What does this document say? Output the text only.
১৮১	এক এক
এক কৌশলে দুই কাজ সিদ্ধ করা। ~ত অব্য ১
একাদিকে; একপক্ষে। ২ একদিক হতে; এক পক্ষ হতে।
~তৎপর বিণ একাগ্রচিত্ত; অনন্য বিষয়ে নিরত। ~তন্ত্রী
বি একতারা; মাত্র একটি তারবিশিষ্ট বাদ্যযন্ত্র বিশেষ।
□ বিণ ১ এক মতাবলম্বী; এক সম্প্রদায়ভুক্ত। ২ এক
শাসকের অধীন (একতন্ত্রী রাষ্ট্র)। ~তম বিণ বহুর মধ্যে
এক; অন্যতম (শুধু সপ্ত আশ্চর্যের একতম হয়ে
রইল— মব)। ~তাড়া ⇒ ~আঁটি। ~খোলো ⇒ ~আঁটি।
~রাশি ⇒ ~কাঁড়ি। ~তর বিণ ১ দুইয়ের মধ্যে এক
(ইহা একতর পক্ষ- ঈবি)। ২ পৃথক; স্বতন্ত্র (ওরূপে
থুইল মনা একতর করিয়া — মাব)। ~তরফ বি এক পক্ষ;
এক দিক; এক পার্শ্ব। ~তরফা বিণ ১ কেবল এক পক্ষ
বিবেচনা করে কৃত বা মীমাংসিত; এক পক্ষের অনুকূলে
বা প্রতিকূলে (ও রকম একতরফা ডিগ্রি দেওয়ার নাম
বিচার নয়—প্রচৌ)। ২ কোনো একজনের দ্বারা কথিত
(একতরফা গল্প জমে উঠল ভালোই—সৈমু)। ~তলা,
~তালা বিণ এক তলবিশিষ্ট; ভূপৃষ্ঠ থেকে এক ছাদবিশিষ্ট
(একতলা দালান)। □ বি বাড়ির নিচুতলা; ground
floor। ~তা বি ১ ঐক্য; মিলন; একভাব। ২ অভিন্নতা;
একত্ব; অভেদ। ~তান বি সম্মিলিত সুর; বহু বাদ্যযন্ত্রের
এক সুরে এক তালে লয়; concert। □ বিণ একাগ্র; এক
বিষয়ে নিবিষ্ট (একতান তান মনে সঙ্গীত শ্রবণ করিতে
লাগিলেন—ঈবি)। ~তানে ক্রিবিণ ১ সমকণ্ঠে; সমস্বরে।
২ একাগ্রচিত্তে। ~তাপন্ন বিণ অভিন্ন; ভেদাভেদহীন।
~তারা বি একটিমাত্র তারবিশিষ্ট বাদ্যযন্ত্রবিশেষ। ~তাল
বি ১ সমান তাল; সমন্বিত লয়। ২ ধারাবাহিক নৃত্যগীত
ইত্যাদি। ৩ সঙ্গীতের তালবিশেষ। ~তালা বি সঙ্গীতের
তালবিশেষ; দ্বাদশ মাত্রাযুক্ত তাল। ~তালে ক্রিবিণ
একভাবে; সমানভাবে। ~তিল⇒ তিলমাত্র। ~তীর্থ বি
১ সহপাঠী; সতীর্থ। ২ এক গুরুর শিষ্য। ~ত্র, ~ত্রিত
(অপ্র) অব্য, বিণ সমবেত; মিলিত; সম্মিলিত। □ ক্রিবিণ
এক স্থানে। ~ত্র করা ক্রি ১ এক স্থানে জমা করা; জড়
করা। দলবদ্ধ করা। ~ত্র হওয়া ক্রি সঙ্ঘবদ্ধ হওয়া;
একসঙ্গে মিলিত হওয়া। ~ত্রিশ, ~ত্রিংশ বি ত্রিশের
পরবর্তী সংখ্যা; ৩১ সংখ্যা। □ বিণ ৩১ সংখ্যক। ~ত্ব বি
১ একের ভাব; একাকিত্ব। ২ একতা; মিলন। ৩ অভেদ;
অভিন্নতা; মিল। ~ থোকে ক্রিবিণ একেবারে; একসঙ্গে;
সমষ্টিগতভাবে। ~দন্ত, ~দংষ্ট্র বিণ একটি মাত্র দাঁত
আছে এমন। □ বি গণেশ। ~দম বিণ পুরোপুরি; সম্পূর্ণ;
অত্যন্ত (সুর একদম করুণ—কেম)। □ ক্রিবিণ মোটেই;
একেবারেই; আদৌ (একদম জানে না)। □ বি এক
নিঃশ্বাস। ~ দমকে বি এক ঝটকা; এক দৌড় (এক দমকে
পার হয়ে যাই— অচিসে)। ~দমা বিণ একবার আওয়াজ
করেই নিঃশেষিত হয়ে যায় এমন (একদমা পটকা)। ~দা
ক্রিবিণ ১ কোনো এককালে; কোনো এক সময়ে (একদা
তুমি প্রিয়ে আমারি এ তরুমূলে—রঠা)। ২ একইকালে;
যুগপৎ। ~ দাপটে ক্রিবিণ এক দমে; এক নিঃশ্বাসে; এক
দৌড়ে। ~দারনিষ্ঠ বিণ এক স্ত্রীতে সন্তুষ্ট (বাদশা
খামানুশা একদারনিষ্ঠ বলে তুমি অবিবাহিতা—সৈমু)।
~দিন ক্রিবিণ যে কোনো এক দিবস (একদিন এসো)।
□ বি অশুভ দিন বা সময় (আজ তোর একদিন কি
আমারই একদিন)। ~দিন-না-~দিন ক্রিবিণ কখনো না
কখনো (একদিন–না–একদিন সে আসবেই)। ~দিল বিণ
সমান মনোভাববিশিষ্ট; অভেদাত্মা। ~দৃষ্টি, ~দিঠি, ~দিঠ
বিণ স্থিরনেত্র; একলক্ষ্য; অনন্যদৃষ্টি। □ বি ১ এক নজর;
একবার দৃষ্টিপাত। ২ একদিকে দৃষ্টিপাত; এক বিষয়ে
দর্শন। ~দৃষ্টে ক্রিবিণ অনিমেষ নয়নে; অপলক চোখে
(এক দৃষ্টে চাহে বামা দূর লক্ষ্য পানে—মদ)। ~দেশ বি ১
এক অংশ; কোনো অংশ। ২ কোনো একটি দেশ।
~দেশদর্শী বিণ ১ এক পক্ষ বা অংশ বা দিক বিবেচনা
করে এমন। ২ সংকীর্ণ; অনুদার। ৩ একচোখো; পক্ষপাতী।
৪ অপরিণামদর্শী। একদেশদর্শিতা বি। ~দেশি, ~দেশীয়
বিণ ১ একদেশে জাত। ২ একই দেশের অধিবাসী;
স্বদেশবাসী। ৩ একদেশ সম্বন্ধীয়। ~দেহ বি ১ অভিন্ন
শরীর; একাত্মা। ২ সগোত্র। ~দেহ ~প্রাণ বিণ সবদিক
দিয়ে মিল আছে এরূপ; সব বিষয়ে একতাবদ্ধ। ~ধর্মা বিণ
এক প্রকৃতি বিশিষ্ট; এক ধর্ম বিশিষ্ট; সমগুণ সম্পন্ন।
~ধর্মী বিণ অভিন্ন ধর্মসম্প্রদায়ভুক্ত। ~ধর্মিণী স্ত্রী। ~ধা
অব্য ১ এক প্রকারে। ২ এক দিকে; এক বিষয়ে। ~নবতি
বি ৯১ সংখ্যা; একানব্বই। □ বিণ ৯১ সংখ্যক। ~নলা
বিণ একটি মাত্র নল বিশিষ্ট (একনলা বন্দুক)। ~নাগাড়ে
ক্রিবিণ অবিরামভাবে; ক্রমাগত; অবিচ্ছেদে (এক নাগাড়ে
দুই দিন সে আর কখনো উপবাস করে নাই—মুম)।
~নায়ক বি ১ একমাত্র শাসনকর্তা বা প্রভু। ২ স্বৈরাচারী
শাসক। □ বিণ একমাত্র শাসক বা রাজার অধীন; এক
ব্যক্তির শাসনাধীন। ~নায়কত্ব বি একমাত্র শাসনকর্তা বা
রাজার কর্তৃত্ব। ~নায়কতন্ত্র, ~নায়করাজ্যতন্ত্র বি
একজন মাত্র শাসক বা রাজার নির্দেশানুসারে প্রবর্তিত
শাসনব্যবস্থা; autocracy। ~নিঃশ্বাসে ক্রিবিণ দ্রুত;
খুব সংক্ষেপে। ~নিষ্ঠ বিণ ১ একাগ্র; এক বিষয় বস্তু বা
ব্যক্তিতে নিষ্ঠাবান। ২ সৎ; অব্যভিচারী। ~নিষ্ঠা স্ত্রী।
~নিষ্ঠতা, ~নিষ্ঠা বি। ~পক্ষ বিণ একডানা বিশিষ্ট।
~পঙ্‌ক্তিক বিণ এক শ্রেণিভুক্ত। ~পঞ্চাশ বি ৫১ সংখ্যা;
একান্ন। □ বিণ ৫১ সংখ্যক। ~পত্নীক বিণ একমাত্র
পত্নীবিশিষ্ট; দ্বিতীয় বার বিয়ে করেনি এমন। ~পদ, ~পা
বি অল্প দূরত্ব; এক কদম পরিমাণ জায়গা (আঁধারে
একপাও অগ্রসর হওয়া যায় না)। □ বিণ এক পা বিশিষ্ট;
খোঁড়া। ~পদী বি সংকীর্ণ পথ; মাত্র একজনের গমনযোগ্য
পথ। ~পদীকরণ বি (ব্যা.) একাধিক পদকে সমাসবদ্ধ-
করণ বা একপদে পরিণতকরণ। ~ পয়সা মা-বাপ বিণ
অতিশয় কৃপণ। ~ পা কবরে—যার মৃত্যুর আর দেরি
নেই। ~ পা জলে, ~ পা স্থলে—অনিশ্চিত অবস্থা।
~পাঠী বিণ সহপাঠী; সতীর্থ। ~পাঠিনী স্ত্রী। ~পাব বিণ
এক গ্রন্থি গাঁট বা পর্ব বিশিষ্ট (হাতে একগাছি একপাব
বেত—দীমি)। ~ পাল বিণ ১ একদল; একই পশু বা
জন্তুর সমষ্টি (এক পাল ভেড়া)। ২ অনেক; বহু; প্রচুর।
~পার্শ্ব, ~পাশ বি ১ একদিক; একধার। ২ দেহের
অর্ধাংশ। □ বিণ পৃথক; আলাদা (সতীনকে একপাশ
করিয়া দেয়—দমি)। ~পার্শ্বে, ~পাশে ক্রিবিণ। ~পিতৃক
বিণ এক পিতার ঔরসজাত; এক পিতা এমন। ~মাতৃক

● **EXERCISE OBJECTIVE**:
Choose all lines containing the string "একসঙ" and copy them out.

● **FINAL RESULT**:
একসঙ্গে মিলিত হওয়া। ~ত্রিশ, ~ত্রিংশ বি ত্রিশের
অভিন্নতা; মিল। ~ থোকে ক্রিবিণ একেবারে; একসঙ্গে;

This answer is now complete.